● GIVEN RECORDS:
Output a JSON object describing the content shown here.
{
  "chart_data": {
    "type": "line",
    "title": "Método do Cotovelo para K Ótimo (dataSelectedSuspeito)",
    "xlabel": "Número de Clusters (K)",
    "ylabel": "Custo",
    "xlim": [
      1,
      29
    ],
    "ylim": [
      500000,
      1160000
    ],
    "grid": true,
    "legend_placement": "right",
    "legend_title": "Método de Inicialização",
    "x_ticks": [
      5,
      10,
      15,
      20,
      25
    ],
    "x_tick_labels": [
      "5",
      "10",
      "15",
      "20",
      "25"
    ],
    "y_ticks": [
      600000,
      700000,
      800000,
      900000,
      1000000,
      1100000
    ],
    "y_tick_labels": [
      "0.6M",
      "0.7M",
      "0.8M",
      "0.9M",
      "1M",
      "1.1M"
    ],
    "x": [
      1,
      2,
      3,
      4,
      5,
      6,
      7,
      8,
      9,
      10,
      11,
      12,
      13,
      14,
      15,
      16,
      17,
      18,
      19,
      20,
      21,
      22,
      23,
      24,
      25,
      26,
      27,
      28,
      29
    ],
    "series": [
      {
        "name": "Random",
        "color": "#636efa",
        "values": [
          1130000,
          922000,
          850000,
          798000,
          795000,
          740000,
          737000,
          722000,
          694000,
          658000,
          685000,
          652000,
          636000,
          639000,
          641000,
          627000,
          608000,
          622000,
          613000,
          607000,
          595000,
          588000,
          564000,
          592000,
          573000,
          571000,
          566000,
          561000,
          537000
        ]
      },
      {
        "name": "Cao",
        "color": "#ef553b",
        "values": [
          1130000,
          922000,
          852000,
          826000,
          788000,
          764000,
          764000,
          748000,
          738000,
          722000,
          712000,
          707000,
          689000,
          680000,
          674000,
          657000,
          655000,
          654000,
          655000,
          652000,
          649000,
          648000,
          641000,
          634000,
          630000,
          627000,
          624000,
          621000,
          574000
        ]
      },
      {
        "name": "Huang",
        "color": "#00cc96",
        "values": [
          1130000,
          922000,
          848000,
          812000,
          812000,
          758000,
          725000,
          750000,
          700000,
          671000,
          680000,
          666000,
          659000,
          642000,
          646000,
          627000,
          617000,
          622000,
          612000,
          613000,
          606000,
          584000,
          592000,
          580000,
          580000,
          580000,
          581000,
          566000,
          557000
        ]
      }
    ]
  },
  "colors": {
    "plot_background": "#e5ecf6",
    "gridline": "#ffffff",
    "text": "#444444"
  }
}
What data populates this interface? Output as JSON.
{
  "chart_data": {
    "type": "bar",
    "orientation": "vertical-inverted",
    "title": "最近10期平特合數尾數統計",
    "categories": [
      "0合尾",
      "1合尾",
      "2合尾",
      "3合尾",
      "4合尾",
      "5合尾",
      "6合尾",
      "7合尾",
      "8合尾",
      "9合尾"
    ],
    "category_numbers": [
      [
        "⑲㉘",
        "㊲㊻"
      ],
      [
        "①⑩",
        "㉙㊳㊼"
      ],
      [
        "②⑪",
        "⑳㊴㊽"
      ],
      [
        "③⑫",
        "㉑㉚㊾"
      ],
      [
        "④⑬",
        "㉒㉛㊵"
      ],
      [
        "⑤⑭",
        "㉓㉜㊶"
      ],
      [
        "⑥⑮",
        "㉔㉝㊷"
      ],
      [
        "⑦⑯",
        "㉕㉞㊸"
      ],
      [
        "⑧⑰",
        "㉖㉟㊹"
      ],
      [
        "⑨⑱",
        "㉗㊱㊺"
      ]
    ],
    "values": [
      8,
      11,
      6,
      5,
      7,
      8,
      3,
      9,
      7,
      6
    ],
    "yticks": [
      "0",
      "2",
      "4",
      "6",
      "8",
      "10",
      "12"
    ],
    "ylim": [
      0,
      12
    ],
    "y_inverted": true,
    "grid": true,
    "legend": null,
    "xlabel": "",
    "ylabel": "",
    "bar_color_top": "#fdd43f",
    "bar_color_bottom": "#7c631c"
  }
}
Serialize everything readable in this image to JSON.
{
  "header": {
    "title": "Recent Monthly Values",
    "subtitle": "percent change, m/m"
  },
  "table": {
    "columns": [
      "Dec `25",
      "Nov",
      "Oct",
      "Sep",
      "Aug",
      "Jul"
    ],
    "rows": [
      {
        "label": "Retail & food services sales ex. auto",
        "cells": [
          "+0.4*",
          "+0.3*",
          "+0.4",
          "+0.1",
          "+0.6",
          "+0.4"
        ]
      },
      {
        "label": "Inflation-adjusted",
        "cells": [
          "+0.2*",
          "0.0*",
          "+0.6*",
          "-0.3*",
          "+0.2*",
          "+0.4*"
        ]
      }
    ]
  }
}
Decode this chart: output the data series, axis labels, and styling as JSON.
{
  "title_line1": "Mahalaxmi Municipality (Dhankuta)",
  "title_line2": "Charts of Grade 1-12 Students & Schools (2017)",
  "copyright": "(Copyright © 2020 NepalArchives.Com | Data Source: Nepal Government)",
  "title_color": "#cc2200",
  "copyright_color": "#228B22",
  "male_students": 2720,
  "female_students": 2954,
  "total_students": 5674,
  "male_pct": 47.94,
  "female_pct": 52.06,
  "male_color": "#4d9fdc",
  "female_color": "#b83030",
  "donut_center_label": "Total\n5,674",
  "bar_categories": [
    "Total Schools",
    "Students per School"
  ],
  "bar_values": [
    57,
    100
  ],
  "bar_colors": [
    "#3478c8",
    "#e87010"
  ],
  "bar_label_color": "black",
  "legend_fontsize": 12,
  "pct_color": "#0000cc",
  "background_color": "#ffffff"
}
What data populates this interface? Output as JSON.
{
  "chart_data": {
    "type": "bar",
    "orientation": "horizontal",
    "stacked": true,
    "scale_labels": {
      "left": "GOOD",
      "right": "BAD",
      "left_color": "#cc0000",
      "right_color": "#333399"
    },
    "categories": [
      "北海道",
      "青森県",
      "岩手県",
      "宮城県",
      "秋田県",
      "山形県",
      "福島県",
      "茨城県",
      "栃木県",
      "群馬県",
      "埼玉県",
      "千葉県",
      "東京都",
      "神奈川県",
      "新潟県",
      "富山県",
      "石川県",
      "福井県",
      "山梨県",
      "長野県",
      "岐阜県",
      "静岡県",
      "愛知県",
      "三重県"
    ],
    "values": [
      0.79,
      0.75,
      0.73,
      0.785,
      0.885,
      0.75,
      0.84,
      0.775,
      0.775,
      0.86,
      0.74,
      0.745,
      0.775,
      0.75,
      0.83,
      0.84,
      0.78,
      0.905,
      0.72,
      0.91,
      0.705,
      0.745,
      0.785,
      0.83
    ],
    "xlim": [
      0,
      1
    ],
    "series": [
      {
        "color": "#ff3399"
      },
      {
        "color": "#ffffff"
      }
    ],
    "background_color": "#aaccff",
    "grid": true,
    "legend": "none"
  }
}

● REQUEST:
Without leaving anything out, quote all the data.

● EXERCISE SOLUTION:
Output a JSON object describing the content shown here.
{
  "chart_data": {
    "type": "line",
    "title": "Método do Cotovelo para K Ótimo (dataSelectedSuspeito)",
    "xlabel": "Número de Clusters (K)",
    "ylabel": "Custo",
    "xlim": [
      1,
      29
    ],
    "ylim": [
      500000,
      1160000
    ],
    "grid": true,
    "legend_placement": "right",
    "legend_title": "Método de Inicialização",
    "x_ticks": [
      5,
      10,
      15,
      20,
      25
    ],
    "x_tick_labels": [
      "5",
      "10",
      "15",
      "20",
      "25"
    ],
    "y_ticks": [
      600000,
      700000,
      800000,
      900000,
      1000000,
      1100000
    ],
    "y_tick_labels": [
      "0.6M",
      "0.7M",
      "0.8M",
      "0.9M",
      "1M",
      "1.1M"
    ],
    "x": [
      1,
      2,
      3,
      4,
      5,
      6,
      7,
      8,
      9,
      10,
      11,
      12,
      13,
      14,
      15,
      16,
      17,
      18,
      19,
      20,
      21,
      22,
      23,
      24,
      25,
      26,
      27,
      28,
      29
    ],
    "series": [
      {
        "name": "Random",
        "color": "#636efa",
        "values": [
          1130000,
          922000,
          850000,
          798000,
          795000,
          740000,
          737000,
          722000,
          694000,
          658000,
          685000,
          652000,
          636000,
          639000,
          641000,
          627000,
          608000,
          622000,
          613000,
          607000,
          595000,
          588000,
          564000,
          592000,
          573000,
          571000,
          566000,
          561000,
          537000
        ]
      },
      {
        "name": "Cao",
        "color": "#ef553b",
        "values": [
          1130000,
          922000,
          852000,
          826000,
          788000,
          764000,
          764000,
          748000,
          738000,
          722000,
          712000,
          707000,
          689000,
          680000,
          674000,
          657000,
          655000,
          654000,
          655000,
          652000,
          649000,
          648000,
          641000,
          634000,
          630000,
          627000,
          624000,
          621000,
          574000
        ]
      },
      {
        "name": "Huang",
        "color": "#00cc96",
        "values": [
          1130000,
          922000,
          848000,
          812000,
          812000,
          758000,
          725000,
          750000,
          700000,
          671000,
          680000,
          666000,
          659000,
          642000,
          646000,
          627000,
          617000,
          622000,
          612000,
          613000,
          606000,
          584000,
          592000,
          580000,
          580000,
          580000,
          581000,
          566000,
          557000
        ]
      }
    ]
  },
  "colors": {
    "plot_background": "#e5ecf6",
    "gridline": "#ffffff",
    "text": "#444444"
  }
}
What data populates this interface? Output as JSON.
{
  "chart_data": {
    "type": "bar",
    "orientation": "vertical-inverted",
    "title": "最近10期平特合數尾數統計",
    "categories": [
      "0合尾",
      "1合尾",
      "2合尾",
      "3合尾",
      "4合尾",
      "5合尾",
      "6合尾",
      "7合尾",
      "8合尾",
      "9合尾"
    ],
    "category_numbers": [
      [
        "⑲㉘",
        "㊲㊻"
      ],
      [
        "①⑩",
        "㉙㊳㊼"
      ],
      [
        "②⑪",
        "⑳㊴㊽"
      ],
      [
        "③⑫",
        "㉑㉚㊾"
      ],
      [
        "④⑬",
        "㉒㉛㊵"
      ],
      [
        "⑤⑭",
        "㉓㉜㊶"
      ],
      [
        "⑥⑮",
        "㉔㉝㊷"
      ],
      [
        "⑦⑯",
        "㉕㉞㊸"
      ],
      [
        "⑧⑰",
        "㉖㉟㊹"
      ],
      [
        "⑨⑱",
        "㉗㊱㊺"
      ]
    ],
    "values": [
      8,
      11,
      6,
      5,
      7,
      8,
      3,
      9,
      7,
      6
    ],
    "yticks": [
      "0",
      "2",
      "4",
      "6",
      "8",
      "10",
      "12"
    ],
    "ylim": [
      0,
      12
    ],
    "y_inverted": true,
    "grid": true,
    "legend": null,
    "xlabel": "",
    "ylabel": "",
    "bar_color_top": "#fdd43f",
    "bar_color_bottom": "#7c631c"
  }
}
Serialize everything readable in this image to JSON.
{
  "header": {
    "title": "Recent Monthly Values",
    "subtitle": "percent change, m/m"
  },
  "table": {
    "columns": [
      "Dec `25",
      "Nov",
      "Oct",
      "Sep",
      "Aug",
      "Jul"
    ],
    "rows": [
      {
        "label": "Retail & food services sales ex. auto",
        "cells": [
          "+0.4*",
          "+0.3*",
          "+0.4",
          "+0.1",
          "+0.6",
          "+0.4"
        ]
      },
      {
        "label": "Inflation-adjusted",
        "cells": [
          "+0.2*",
          "0.0*",
          "+0.6*",
          "-0.3*",
          "+0.2*",
          "+0.4*"
        ]
      }
    ]
  }
}
Decode this chart: output the data series, axis labels, and styling as JSON.
{
  "title_line1": "Mahalaxmi Municipality (Dhankuta)",
  "title_line2": "Charts of Grade 1-12 Students & Schools (2017)",
  "copyright": "(Copyright © 2020 NepalArchives.Com | Data Source: Nepal Government)",
  "title_color": "#cc2200",
  "copyright_color": "#228B22",
  "male_students": 2720,
  "female_students": 2954,
  "total_students": 5674,
  "male_pct": 47.94,
  "female_pct": 52.06,
  "male_color": "#4d9fdc",
  "female_color": "#b83030",
  "donut_center_label": "Total\n5,674",
  "bar_categories": [
    "Total Schools",
    "Students per School"
  ],
  "bar_values": [
    57,
    100
  ],
  "bar_colors": [
    "#3478c8",
    "#e87010"
  ],
  "bar_label_color": "black",
  "legend_fontsize": 12,
  "pct_color": "#0000cc",
  "background_color": "#ffffff"
}
What data populates this interface? Output as JSON.
{
  "chart_data": {
    "type": "bar",
    "orientation": "horizontal",
    "stacked": true,
    "scale_labels": {
      "left": "GOOD",
      "right": "BAD",
      "left_color": "#cc0000",
      "right_color": "#333399"
    },
    "categories": [
      "北海道",
      "青森県",
      "岩手県",
      "宮城県",
      "秋田県",
      "山形県",
      "福島県",
      "茨城県",
      "栃木県",
      "群馬県",
      "埼玉県",
      "千葉県",
      "東京都",
      "神奈川県",
      "新潟県",
      "富山県",
      "石川県",
      "福井県",
      "山梨県",
      "長野県",
      "岐阜県",
      "静岡県",
      "愛知県",
      "三重県"
    ],
    "values": [
      0.79,
      0.75,
      0.73,
      0.785,
      0.885,
      0.75,
      0.84,
      0.775,
      0.775,
      0.86,
      0.74,
      0.745,
      0.775,
      0.75,
      0.83,
      0.84,
      0.78,
      0.905,
      0.72,
      0.91,
      0.705,
      0.745,
      0.785,
      0.83
    ],
    "xlim": [
      0,
      1
    ],
    "series": [
      {
        "color": "#ff3399"
      },
      {
        "color": "#ffffff"
      }
    ],
    "background_color": "#aaccff",
    "grid": true,
    "legend": "none"
  }
}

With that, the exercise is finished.